**EXERCISE GOAL**. Search the records below for the word "this". Pull out each line that has it.

[begin SOURCE DATA]

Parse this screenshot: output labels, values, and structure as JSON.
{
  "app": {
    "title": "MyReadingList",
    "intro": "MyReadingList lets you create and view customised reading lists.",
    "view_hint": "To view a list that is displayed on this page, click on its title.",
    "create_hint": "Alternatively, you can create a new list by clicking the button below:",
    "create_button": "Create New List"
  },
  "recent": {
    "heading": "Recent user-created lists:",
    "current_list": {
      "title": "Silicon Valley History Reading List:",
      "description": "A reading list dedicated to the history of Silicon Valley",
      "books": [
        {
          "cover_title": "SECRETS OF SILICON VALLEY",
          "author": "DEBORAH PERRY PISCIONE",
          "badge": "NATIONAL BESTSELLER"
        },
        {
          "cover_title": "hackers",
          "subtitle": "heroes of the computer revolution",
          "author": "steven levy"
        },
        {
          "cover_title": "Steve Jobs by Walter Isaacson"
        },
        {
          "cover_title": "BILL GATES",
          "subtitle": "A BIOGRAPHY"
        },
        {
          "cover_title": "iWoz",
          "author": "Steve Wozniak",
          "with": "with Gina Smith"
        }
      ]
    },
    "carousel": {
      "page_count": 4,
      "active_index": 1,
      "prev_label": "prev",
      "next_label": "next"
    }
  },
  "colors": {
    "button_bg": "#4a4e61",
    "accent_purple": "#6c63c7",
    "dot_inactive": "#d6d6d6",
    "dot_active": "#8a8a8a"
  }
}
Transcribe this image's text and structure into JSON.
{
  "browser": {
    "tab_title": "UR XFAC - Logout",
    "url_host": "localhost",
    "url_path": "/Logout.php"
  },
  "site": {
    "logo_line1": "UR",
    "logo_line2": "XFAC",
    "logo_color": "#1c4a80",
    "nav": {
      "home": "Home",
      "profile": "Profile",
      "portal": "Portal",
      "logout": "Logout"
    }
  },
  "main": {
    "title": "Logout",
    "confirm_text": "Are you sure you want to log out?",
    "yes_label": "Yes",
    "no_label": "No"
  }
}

[end SOURCE DATA]

**EXPECTED OUTPUT**.
Parse this screenshot: output labels, values, and structure as JSON.
    "view_hint": "To view a list that is displayed on this page, click on its title.",
Transcribe this image's text and structure into JSON.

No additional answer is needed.